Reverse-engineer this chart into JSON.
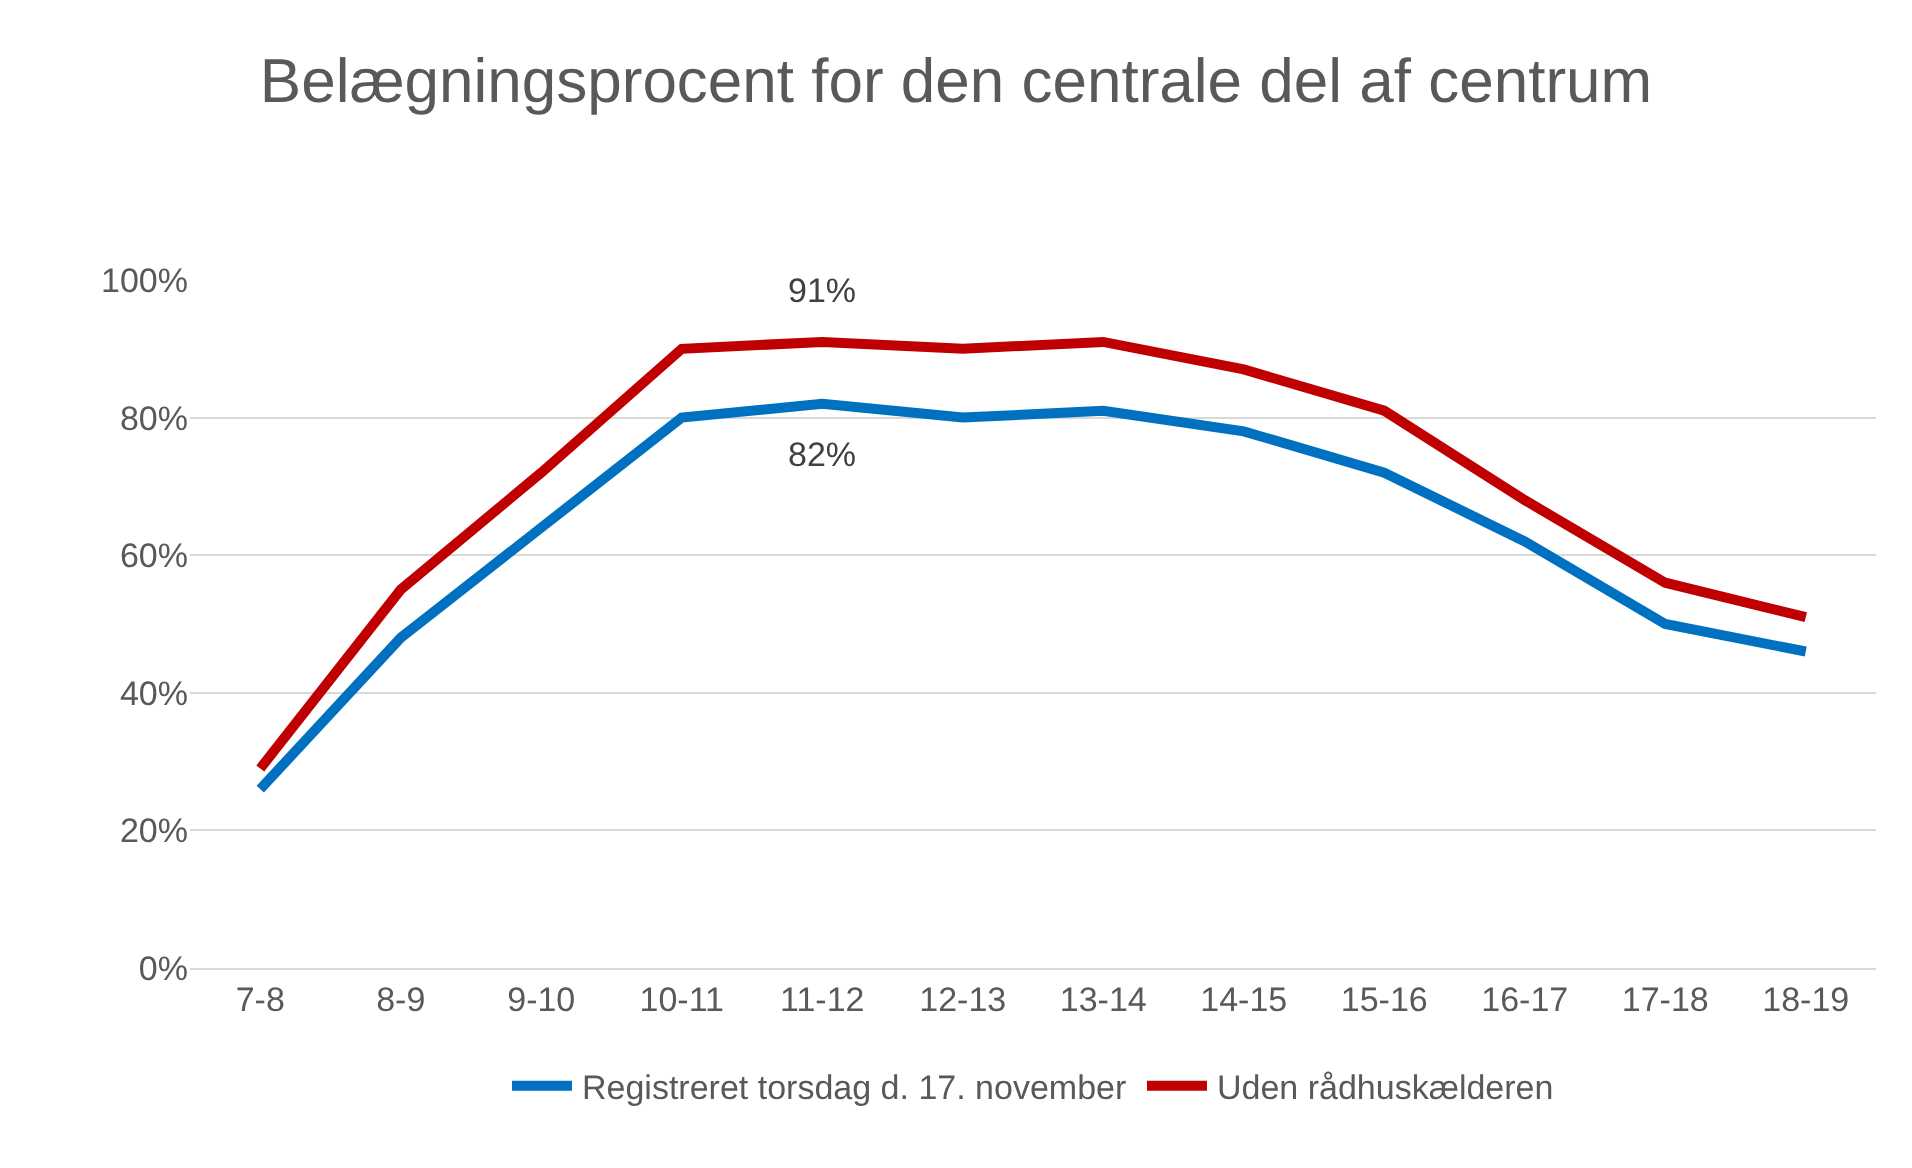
{
  "chart_data": {
    "type": "line",
    "title": "Belægningsprocent for den centrale del af centrum",
    "categories": [
      "7-8",
      "8-9",
      "9-10",
      "10-11",
      "11-12",
      "12-13",
      "13-14",
      "14-15",
      "15-16",
      "16-17",
      "17-18",
      "18-19"
    ],
    "series": [
      {
        "name": "Registreret torsdag d. 17. november",
        "color": "#0070c0",
        "values": [
          26,
          48,
          64,
          80,
          82,
          80,
          81,
          78,
          72,
          62,
          50,
          46
        ],
        "value_labels": [
          null,
          null,
          null,
          null,
          "82%",
          null,
          null,
          null,
          null,
          null,
          null,
          null
        ]
      },
      {
        "name": "Uden rådhuskælderen",
        "color": "#c00000",
        "values": [
          29,
          55,
          72,
          90,
          91,
          90,
          91,
          87,
          81,
          68,
          56,
          51
        ],
        "value_labels": [
          null,
          null,
          null,
          null,
          "91%",
          null,
          null,
          null,
          null,
          null,
          null,
          null
        ]
      }
    ],
    "ylim": [
      0,
      100
    ],
    "yticks": [
      {
        "value": 0,
        "label": "0%"
      },
      {
        "value": 20,
        "label": "20%"
      },
      {
        "value": 40,
        "label": "40%"
      },
      {
        "value": 60,
        "label": "60%"
      },
      {
        "value": 80,
        "label": "80%"
      },
      {
        "value": 100,
        "label": "100%"
      }
    ],
    "grid": "y",
    "legend": "bottom",
    "marker": "none",
    "line_style": "solid"
  }
}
************
- _The problem_
Quote the records above in full, dropping each picture.

- _Solution to the problem_
Reverse-engineer this chart into JSON.
{
  "chart_data": {
    "type": "line",
    "title": "Belægningsprocent for den centrale del af centrum",
    "categories": [
      "7-8",
      "8-9",
      "9-10",
      "10-11",
      "11-12",
      "12-13",
      "13-14",
      "14-15",
      "15-16",
      "16-17",
      "17-18",
      "18-19"
    ],
    "series": [
      {
        "name": "Registreret torsdag d. 17. november",
        "color": "#0070c0",
        "values": [
          26,
          48,
          64,
          80,
          82,
          80,
          81,
          78,
          72,
          62,
          50,
          46
        ],
        "value_labels": [
          null,
          null,
          null,
          null,
          "82%",
          null,
          null,
          null,
          null,
          null,
          null,
          null
        ]
      },
      {
        "name": "Uden rådhuskælderen",
        "color": "#c00000",
        "values": [
          29,
          55,
          72,
          90,
          91,
          90,
          91,
          87,
          81,
          68,
          56,
          51
        ],
        "value_labels": [
          null,
          null,
          null,
          null,
          "91%",
          null,
          null,
          null,
          null,
          null,
          null,
          null
        ]
      }
    ],
    "ylim": [
      0,
      100
    ],
    "yticks": [
      {
        "value": 0,
        "label": "0%"
      },
      {
        "value": 20,
        "label": "20%"
      },
      {
        "value": 40,
        "label": "40%"
      },
      {
        "value": 60,
        "label": "60%"
      },
      {
        "value": 80,
        "label": "80%"
      },
      {
        "value": 100,
        "label": "100%"
      }
    ],
    "grid": "y",
    "legend": "bottom",
    "marker": "none",
    "line_style": "solid"
  }
}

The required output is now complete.